**YOUR TASK:**
From the listing below, pull out all lines with "candlestick" in them.

**PROVIDED ENTRIES:**
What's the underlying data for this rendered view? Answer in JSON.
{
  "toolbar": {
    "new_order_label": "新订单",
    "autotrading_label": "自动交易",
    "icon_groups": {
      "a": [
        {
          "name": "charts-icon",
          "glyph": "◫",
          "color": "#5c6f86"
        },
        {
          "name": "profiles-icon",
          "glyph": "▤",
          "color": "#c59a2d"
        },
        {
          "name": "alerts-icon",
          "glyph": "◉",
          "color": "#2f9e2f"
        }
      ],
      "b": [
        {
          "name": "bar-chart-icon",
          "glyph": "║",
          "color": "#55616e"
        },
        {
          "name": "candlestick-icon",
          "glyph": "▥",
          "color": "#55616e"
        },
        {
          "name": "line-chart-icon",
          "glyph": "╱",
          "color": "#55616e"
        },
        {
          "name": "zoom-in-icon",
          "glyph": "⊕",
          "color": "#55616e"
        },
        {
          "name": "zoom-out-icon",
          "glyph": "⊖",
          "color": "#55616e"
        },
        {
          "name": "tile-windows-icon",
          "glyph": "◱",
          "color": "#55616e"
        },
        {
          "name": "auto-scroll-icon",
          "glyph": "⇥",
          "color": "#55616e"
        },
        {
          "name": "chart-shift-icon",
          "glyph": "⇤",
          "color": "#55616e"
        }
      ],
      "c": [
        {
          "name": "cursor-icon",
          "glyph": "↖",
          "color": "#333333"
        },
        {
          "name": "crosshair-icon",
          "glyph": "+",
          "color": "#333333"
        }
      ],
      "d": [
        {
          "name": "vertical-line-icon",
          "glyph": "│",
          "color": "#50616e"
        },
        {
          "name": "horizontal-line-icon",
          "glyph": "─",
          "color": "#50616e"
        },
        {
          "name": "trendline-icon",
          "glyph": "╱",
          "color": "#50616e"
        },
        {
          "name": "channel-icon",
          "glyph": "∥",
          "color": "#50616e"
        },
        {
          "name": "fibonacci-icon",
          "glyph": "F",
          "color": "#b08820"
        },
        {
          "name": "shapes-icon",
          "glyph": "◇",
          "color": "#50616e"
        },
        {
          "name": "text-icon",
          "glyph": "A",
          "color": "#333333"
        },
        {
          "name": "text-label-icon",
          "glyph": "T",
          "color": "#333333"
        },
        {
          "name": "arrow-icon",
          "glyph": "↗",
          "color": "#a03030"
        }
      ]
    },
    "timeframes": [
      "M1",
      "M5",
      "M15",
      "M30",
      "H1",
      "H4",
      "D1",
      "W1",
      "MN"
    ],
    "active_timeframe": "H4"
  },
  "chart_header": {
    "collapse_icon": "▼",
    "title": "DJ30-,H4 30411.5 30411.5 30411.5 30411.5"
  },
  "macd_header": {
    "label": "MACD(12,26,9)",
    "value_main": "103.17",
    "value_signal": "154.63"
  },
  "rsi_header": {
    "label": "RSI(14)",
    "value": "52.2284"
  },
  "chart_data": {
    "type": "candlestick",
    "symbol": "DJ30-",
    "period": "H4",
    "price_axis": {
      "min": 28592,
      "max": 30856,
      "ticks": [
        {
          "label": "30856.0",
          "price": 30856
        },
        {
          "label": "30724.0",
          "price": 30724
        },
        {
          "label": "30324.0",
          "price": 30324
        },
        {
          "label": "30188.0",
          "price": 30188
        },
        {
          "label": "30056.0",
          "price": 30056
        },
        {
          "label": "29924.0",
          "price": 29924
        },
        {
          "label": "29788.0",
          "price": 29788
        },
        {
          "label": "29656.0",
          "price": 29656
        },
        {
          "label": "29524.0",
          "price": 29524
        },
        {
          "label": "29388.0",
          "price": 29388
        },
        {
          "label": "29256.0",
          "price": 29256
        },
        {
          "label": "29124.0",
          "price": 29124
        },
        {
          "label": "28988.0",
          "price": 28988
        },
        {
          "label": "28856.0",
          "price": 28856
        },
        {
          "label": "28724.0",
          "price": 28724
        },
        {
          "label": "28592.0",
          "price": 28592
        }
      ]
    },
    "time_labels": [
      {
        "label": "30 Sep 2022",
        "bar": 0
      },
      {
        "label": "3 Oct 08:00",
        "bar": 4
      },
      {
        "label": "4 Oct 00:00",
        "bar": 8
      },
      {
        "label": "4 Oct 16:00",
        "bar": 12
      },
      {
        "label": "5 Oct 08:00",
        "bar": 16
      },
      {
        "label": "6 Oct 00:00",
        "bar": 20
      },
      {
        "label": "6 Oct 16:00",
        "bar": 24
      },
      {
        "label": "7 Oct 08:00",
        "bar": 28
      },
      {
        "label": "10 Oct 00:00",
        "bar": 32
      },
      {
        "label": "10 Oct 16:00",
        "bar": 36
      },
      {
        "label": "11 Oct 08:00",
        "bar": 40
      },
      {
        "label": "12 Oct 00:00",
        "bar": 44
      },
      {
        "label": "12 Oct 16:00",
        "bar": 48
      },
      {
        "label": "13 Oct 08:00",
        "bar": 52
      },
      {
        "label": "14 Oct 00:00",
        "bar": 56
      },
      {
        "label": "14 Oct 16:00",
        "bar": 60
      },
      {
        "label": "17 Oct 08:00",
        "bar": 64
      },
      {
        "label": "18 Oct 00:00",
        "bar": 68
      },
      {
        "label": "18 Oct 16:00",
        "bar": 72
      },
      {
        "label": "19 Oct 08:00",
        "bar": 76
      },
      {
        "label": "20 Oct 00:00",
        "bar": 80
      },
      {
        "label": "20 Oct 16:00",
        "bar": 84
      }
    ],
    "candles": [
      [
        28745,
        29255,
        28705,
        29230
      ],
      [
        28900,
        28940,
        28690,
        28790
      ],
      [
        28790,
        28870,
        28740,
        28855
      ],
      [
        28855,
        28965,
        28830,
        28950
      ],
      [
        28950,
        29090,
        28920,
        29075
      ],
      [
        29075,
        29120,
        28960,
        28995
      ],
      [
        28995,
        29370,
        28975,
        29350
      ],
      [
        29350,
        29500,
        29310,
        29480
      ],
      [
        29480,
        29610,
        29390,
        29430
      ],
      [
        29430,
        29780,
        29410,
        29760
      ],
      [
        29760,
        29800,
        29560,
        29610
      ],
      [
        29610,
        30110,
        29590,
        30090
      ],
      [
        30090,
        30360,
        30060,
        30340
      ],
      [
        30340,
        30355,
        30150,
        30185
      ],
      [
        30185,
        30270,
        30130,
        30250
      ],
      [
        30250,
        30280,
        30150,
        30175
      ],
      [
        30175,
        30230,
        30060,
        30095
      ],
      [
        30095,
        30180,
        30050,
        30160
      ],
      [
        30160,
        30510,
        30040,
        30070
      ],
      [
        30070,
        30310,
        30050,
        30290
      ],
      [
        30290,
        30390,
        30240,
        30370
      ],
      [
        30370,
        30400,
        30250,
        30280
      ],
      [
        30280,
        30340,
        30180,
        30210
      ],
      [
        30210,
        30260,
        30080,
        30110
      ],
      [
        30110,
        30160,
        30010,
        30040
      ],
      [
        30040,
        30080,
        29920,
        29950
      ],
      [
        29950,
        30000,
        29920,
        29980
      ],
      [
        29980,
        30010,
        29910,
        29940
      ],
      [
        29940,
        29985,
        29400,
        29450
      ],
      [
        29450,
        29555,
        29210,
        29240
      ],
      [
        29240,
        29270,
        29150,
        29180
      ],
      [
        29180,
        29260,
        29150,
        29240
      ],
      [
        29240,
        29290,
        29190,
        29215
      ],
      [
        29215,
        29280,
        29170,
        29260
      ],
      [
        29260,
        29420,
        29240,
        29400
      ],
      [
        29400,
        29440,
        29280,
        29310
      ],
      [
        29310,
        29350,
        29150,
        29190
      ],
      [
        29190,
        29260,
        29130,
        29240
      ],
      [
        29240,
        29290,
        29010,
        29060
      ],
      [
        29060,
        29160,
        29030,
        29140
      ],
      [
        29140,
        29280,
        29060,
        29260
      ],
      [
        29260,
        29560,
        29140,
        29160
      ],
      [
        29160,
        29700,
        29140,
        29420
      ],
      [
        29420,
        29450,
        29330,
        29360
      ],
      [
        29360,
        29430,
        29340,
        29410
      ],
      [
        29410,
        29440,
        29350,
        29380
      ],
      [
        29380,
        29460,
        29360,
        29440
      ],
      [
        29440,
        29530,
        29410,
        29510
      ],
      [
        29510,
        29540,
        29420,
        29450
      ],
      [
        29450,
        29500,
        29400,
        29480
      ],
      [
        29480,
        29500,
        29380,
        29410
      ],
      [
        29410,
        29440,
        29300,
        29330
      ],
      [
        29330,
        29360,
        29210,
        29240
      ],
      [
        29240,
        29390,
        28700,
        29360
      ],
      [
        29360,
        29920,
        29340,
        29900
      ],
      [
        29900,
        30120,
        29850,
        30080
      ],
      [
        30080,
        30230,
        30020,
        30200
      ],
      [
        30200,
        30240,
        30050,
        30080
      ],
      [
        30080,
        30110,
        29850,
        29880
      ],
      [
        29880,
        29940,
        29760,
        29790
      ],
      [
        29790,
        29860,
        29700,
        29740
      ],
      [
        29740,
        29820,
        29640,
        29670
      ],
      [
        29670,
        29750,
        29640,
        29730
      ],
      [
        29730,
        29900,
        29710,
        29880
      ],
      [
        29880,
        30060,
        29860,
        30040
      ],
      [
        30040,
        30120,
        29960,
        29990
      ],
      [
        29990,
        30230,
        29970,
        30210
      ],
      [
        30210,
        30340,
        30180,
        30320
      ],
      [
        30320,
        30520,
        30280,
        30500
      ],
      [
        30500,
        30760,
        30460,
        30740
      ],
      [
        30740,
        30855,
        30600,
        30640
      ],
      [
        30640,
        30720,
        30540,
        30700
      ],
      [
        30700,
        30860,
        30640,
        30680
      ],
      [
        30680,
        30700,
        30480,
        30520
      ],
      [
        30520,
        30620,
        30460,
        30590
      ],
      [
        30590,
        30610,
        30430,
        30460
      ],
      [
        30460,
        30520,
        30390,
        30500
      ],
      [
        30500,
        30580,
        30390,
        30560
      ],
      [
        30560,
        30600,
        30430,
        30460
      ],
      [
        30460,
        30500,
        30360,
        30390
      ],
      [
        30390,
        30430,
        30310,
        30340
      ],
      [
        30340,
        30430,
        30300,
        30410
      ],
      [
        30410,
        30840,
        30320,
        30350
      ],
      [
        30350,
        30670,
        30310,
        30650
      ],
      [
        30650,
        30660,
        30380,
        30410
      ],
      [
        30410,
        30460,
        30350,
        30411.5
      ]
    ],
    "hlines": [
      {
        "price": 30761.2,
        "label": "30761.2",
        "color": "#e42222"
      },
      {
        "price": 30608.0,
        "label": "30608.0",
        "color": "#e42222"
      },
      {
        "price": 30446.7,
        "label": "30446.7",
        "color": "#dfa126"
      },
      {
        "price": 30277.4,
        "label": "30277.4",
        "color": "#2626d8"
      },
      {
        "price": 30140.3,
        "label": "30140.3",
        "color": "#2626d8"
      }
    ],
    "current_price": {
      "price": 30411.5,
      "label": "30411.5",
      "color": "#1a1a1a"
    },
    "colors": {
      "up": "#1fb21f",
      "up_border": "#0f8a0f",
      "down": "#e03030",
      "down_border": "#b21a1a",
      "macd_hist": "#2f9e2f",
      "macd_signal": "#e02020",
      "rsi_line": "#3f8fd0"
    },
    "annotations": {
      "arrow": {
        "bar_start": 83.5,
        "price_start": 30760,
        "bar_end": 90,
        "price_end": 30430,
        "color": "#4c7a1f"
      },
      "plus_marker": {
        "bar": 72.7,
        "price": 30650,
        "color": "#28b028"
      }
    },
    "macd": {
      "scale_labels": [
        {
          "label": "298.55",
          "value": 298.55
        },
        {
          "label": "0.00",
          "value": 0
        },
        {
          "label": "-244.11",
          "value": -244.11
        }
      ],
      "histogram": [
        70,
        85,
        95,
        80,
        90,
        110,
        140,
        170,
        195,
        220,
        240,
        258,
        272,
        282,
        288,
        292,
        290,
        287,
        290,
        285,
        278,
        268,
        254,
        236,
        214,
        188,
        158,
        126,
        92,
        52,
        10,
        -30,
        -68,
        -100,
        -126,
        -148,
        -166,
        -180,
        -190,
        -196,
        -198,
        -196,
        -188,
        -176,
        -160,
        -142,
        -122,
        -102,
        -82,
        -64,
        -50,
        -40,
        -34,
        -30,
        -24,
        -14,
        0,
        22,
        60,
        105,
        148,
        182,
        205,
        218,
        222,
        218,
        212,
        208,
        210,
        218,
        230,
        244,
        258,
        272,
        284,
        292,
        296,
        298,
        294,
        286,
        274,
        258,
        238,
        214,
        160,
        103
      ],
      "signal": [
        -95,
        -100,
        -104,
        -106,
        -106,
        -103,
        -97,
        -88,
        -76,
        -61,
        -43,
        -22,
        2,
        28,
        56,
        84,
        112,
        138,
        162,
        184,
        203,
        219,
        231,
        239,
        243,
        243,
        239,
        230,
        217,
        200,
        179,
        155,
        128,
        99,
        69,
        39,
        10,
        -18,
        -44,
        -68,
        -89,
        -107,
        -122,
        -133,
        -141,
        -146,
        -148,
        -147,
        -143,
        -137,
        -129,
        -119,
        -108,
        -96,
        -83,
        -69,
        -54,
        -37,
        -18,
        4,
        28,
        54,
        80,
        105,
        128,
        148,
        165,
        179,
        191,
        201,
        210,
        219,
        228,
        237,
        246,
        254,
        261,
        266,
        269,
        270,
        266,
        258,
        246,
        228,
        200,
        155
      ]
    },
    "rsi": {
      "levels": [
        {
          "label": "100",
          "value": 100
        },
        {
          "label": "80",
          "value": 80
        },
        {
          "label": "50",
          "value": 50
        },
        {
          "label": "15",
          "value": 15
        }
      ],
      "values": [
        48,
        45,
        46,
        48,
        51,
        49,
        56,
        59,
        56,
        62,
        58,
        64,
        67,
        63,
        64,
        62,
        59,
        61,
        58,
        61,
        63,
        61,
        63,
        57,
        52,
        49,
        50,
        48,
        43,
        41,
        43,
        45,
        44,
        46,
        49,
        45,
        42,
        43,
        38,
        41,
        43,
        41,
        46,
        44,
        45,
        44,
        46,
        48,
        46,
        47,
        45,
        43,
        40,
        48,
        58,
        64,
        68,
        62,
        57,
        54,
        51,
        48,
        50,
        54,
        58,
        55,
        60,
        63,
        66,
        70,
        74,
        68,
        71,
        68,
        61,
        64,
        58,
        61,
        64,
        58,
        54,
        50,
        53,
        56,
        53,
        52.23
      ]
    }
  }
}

**EXERCISE RESPONSE:**
          "name": "candlestick-icon",
    "type": "candlestick",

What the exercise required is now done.